- [The request]
In how many lines of the data does the word "JSON" appear? Give the number by itself.

- [Supplied data]
------------------------------------------------

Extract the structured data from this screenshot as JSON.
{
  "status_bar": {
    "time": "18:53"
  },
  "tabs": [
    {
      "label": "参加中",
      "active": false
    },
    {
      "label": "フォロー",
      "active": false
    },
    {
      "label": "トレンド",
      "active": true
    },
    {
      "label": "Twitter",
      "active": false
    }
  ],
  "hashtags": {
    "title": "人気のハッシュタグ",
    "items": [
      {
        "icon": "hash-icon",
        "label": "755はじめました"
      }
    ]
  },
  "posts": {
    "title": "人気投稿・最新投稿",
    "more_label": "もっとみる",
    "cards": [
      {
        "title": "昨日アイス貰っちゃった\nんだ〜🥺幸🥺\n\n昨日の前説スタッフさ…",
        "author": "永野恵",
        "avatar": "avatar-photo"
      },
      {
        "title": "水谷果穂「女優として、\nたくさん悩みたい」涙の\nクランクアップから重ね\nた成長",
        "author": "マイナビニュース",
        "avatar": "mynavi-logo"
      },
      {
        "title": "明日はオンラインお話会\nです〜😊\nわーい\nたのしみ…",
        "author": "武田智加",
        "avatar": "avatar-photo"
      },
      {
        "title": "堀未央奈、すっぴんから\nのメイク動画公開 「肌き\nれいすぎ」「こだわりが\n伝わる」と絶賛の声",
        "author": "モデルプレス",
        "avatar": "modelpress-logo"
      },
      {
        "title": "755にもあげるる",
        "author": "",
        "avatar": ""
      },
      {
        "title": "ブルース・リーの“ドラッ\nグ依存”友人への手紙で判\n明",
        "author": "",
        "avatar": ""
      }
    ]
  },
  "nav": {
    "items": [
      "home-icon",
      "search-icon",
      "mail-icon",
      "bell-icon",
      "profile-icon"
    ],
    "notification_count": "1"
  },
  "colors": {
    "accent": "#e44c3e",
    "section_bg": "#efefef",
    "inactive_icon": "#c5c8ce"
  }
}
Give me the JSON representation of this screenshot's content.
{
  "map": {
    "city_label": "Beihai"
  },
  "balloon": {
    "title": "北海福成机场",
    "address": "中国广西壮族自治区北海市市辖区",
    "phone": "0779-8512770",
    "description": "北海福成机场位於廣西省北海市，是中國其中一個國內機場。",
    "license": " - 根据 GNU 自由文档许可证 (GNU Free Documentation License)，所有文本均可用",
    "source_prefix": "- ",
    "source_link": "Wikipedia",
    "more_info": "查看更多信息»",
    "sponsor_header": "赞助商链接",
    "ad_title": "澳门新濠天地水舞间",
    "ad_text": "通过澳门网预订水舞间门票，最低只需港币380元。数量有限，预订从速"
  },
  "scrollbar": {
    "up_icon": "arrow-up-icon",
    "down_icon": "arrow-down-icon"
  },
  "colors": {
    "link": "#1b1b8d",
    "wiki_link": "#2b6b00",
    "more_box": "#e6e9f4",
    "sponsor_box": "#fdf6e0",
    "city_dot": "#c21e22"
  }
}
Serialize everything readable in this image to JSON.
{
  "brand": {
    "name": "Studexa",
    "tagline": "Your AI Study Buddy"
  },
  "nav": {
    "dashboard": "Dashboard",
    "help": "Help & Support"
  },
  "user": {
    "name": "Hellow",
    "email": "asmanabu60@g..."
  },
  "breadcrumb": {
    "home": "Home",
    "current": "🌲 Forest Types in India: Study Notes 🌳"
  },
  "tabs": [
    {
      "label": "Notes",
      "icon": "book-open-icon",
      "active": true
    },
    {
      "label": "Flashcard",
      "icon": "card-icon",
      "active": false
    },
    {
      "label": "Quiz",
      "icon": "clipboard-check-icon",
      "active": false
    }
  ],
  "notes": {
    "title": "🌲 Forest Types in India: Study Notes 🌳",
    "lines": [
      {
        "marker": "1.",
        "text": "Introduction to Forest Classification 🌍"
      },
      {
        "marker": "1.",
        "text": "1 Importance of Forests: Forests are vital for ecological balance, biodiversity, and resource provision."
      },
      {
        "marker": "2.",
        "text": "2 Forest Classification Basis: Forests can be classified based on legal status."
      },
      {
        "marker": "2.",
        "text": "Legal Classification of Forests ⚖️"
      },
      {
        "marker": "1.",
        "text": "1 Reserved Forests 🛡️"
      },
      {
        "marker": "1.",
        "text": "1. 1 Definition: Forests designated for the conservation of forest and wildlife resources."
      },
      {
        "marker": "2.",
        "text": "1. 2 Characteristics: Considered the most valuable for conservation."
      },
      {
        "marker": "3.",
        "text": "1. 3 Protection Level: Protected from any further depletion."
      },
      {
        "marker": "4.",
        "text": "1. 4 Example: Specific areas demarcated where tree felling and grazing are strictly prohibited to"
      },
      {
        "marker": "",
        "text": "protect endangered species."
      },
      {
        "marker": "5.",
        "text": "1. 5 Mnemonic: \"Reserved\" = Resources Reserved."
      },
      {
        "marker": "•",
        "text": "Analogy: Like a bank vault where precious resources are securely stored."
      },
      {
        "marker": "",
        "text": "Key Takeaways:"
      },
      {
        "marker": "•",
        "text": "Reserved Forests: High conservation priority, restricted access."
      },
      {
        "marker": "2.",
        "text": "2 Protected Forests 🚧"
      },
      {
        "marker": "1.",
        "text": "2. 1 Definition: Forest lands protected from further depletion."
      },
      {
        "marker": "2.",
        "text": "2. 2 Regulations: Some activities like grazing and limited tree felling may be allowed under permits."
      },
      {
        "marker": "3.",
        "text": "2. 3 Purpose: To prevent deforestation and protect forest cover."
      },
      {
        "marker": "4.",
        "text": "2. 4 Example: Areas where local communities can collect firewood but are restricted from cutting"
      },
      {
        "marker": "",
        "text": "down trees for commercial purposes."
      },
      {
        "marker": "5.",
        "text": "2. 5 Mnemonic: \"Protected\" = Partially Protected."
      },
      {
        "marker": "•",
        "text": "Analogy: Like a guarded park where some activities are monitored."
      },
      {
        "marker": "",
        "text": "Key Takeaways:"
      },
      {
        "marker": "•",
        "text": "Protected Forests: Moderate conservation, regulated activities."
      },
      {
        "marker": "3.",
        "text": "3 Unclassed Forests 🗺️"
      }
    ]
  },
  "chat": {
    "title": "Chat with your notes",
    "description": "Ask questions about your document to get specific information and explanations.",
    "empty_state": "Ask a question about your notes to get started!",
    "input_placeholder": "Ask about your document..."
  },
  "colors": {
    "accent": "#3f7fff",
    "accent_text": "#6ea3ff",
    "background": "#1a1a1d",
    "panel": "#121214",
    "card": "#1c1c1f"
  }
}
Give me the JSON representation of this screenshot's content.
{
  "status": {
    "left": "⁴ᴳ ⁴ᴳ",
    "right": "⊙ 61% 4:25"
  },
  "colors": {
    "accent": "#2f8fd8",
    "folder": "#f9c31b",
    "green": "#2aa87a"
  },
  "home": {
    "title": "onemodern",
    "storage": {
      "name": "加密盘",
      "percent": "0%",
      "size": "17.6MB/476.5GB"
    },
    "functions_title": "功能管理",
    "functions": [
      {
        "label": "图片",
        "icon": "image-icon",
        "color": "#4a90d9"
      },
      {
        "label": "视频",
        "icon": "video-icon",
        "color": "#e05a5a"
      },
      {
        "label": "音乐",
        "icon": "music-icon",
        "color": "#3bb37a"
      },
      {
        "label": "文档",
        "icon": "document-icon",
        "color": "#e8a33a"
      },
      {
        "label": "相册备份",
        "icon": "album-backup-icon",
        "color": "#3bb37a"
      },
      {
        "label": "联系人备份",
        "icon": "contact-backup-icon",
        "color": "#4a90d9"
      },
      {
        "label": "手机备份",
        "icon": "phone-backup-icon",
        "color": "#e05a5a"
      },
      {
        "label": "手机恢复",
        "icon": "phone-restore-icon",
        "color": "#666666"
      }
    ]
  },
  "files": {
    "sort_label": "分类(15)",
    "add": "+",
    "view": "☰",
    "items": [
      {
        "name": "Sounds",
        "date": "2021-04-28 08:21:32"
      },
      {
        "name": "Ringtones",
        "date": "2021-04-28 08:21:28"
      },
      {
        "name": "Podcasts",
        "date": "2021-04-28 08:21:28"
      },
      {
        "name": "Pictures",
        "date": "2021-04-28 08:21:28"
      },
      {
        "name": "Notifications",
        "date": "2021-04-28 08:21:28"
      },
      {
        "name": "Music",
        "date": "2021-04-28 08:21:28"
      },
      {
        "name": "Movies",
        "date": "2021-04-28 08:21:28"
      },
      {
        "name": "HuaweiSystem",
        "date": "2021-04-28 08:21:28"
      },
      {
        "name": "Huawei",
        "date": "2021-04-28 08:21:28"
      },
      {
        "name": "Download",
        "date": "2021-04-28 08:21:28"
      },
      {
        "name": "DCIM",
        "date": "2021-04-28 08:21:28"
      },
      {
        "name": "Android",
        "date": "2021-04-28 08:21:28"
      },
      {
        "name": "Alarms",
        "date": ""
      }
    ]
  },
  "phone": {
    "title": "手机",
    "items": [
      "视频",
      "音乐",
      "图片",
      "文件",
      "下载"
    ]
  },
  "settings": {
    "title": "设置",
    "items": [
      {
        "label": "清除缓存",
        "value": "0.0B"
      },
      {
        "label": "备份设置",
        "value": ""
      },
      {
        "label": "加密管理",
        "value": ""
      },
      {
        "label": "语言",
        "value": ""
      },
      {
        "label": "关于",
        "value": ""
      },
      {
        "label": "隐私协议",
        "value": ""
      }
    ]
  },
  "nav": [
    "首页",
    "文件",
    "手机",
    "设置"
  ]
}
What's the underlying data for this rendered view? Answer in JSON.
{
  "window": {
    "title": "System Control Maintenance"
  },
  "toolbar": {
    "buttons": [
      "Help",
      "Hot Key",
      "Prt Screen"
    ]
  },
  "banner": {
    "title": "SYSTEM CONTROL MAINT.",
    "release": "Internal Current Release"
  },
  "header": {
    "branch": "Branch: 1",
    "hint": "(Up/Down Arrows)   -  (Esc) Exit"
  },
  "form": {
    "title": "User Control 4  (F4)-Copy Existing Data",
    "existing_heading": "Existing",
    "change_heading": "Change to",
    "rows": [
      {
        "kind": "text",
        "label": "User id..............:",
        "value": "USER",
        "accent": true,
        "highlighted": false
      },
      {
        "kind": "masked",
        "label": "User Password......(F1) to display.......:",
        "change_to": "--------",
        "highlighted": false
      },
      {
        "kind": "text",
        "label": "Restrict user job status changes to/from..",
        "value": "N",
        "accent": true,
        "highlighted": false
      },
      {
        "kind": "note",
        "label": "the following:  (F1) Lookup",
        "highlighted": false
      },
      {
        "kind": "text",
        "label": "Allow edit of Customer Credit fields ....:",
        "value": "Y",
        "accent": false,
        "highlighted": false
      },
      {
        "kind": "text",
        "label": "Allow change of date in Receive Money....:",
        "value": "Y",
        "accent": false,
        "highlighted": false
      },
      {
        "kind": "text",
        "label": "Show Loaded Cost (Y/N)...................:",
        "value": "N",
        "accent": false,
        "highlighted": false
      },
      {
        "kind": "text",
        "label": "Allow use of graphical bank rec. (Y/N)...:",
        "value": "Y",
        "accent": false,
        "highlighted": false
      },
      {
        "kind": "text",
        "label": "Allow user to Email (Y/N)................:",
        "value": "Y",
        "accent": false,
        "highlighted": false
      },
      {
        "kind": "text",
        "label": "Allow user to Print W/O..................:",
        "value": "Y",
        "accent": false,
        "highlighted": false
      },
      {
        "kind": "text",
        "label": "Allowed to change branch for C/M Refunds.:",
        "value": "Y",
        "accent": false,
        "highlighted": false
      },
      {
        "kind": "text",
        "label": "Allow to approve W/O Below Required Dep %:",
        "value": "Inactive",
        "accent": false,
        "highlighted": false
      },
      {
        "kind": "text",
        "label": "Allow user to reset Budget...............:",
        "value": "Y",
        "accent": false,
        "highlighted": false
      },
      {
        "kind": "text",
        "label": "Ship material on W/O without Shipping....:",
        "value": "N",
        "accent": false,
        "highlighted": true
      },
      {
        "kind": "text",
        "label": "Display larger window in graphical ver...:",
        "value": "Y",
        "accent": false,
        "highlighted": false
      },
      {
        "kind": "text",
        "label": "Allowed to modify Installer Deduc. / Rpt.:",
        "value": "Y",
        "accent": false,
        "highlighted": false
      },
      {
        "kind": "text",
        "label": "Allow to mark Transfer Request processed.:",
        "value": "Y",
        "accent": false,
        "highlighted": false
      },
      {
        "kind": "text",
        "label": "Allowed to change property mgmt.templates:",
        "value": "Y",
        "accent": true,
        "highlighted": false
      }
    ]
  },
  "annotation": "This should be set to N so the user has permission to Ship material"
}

------------------------------------------------

- [Task solution]
5